▶ SHORT EXERCISE: The entries below should be transcribed in their entirety, exactly as written.

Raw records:
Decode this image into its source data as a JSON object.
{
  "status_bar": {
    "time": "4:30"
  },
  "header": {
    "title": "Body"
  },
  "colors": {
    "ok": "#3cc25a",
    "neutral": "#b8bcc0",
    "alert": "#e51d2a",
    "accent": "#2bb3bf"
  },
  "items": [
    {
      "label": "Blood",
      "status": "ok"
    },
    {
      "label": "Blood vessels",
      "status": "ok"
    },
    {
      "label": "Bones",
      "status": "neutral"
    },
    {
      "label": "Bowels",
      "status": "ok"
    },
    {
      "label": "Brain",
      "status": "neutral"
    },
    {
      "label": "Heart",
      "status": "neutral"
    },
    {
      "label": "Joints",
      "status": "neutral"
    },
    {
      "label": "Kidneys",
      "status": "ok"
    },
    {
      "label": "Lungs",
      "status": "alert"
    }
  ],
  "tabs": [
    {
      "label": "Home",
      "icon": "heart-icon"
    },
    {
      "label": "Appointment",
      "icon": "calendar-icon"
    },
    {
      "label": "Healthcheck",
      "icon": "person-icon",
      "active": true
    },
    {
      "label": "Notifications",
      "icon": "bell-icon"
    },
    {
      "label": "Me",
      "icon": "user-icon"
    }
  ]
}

▶ EXERCISE ANSWER:
Decode this image into its source data as a JSON object.
{
  "status_bar": {
    "time": "4:30"
  },
  "header": {
    "title": "Body"
  },
  "colors": {
    "ok": "#3cc25a",
    "neutral": "#b8bcc0",
    "alert": "#e51d2a",
    "accent": "#2bb3bf"
  },
  "items": [
    {
      "label": "Blood",
      "status": "ok"
    },
    {
      "label": "Blood vessels",
      "status": "ok"
    },
    {
      "label": "Bones",
      "status": "neutral"
    },
    {
      "label": "Bowels",
      "status": "ok"
    },
    {
      "label": "Brain",
      "status": "neutral"
    },
    {
      "label": "Heart",
      "status": "neutral"
    },
    {
      "label": "Joints",
      "status": "neutral"
    },
    {
      "label": "Kidneys",
      "status": "ok"
    },
    {
      "label": "Lungs",
      "status": "alert"
    }
  ],
  "tabs": [
    {
      "label": "Home",
      "icon": "heart-icon"
    },
    {
      "label": "Appointment",
      "icon": "calendar-icon"
    },
    {
      "label": "Healthcheck",
      "icon": "person-icon",
      "active": true
    },
    {
      "label": "Notifications",
      "icon": "bell-icon"
    },
    {
      "label": "Me",
      "icon": "user-icon"
    }
  ]
}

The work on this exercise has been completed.